START Source material

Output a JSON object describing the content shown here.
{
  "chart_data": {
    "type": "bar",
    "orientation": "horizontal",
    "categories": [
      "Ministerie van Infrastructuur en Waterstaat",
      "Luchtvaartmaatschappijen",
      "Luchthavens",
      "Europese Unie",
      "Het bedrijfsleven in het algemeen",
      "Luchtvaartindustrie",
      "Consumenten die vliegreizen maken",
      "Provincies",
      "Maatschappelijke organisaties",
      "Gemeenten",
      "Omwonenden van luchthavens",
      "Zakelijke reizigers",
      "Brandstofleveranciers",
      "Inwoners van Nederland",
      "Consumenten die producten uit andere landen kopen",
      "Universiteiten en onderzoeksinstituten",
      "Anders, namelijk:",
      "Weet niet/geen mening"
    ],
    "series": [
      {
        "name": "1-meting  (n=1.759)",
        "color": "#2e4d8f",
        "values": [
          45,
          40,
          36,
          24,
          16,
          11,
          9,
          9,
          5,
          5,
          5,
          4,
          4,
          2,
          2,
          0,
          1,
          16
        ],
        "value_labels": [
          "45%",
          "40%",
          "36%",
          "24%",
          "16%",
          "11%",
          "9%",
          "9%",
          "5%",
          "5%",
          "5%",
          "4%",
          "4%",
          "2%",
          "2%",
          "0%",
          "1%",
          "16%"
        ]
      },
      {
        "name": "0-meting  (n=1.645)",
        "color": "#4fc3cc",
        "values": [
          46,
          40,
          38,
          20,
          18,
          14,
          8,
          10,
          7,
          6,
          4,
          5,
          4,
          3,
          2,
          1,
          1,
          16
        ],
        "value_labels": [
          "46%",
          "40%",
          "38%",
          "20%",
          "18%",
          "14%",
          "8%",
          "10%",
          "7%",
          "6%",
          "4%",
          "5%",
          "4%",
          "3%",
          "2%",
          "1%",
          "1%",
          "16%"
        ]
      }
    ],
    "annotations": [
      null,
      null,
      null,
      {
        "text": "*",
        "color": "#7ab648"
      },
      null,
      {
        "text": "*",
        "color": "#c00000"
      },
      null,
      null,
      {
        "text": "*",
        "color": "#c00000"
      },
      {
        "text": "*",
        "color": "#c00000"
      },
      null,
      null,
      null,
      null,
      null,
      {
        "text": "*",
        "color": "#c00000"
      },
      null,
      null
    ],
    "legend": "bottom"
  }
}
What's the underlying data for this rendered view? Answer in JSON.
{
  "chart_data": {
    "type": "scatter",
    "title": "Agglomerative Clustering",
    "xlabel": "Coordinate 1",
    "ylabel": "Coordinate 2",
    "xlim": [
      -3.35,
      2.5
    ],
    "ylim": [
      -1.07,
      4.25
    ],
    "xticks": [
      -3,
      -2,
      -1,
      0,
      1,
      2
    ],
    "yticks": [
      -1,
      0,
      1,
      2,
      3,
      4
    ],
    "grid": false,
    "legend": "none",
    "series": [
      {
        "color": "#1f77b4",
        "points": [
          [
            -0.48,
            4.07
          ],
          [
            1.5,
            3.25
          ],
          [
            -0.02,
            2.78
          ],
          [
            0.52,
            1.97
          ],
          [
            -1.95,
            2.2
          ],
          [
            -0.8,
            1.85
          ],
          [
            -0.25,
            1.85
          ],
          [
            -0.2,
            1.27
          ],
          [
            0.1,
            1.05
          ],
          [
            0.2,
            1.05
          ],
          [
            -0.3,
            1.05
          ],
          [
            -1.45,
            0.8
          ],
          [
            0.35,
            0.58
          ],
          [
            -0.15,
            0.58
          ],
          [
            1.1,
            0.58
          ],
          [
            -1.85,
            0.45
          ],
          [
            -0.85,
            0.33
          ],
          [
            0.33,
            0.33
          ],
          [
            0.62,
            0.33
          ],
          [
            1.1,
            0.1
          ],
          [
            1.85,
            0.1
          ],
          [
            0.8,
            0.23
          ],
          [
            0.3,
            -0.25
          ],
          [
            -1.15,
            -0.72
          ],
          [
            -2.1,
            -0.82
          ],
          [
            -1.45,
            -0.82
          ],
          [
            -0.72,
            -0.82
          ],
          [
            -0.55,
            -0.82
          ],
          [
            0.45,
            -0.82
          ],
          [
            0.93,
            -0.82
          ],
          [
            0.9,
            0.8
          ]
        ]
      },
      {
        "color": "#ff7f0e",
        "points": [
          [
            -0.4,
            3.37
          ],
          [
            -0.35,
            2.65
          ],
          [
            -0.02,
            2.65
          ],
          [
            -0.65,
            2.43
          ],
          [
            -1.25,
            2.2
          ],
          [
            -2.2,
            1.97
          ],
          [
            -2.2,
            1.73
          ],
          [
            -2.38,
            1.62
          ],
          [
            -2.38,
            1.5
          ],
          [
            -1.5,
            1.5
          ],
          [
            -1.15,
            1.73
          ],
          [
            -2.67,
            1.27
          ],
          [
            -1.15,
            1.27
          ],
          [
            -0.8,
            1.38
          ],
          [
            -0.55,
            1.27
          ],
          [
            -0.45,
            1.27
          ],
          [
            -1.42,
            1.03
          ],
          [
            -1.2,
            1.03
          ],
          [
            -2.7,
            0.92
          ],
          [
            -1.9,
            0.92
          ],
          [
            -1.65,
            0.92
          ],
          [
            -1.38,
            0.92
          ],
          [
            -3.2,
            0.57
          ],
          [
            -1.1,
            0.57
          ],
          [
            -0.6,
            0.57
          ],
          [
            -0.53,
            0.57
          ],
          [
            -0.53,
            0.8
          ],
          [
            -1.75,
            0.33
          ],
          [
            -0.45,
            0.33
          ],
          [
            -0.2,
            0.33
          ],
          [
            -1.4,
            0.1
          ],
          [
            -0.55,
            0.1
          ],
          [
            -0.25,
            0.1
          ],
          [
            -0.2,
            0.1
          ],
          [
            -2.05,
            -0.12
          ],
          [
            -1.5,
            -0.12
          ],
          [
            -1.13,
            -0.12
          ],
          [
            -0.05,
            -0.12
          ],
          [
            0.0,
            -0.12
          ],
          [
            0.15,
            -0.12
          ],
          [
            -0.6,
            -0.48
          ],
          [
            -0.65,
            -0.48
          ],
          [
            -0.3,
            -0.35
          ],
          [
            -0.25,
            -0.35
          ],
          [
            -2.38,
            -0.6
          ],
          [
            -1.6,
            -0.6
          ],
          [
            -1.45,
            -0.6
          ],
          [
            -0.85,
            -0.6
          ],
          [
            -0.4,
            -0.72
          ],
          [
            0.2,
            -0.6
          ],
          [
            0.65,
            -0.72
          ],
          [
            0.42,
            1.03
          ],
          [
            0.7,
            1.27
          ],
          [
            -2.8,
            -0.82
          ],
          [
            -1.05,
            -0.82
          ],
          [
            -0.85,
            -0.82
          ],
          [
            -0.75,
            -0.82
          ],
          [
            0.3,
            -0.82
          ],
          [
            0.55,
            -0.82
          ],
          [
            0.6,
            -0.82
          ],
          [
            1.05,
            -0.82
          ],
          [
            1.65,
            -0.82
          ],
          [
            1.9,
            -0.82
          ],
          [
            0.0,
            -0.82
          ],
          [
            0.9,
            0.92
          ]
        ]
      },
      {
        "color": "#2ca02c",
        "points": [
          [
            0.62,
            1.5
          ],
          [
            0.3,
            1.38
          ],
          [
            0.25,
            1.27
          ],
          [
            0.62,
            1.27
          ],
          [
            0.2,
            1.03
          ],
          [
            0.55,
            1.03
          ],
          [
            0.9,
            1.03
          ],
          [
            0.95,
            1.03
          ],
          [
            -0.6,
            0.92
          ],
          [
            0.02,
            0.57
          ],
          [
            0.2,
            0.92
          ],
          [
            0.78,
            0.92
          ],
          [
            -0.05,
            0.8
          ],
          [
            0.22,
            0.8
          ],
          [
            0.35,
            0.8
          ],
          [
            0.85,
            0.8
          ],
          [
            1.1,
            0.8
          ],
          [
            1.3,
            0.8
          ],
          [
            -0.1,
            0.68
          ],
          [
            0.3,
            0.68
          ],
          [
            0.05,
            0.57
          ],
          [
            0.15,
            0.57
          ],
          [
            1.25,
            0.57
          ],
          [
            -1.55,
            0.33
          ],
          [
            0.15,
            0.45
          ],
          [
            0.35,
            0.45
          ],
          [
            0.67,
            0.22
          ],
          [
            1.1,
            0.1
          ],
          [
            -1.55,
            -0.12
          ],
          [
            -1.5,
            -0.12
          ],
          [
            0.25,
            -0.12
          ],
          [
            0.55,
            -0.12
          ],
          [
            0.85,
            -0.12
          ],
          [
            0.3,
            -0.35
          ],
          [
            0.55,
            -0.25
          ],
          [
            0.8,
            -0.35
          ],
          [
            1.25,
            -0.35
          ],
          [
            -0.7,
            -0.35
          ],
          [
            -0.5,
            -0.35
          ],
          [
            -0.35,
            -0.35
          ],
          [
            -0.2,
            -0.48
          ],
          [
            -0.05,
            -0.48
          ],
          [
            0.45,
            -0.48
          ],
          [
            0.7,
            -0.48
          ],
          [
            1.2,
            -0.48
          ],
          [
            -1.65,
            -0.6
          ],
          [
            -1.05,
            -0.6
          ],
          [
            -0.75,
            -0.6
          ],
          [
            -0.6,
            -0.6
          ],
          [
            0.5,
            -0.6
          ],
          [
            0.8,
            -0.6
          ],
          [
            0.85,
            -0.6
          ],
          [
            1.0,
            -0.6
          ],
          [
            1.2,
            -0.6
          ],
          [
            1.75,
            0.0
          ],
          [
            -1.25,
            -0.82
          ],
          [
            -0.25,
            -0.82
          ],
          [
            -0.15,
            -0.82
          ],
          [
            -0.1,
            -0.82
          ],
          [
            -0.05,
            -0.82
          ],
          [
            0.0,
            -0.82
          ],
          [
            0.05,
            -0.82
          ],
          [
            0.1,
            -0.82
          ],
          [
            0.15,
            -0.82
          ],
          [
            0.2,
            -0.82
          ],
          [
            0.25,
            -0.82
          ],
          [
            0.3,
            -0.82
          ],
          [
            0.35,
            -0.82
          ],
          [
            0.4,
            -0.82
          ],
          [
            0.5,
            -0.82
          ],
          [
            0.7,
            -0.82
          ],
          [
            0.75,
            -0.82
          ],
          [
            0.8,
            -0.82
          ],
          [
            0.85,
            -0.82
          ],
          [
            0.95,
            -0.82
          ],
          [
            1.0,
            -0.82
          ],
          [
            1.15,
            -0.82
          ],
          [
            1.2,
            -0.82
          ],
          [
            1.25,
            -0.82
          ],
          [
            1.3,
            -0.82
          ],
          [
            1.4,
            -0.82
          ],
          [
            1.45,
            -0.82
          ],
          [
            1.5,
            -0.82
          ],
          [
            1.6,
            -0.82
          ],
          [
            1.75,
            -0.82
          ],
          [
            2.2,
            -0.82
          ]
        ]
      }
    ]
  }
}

END Source material

▶ Problem
Copy each line above where the string "JSON" occurs.

▶ Exercise output
Output a JSON object describing the content shown here.
What's the underlying data for this rendered view? Answer in JSON.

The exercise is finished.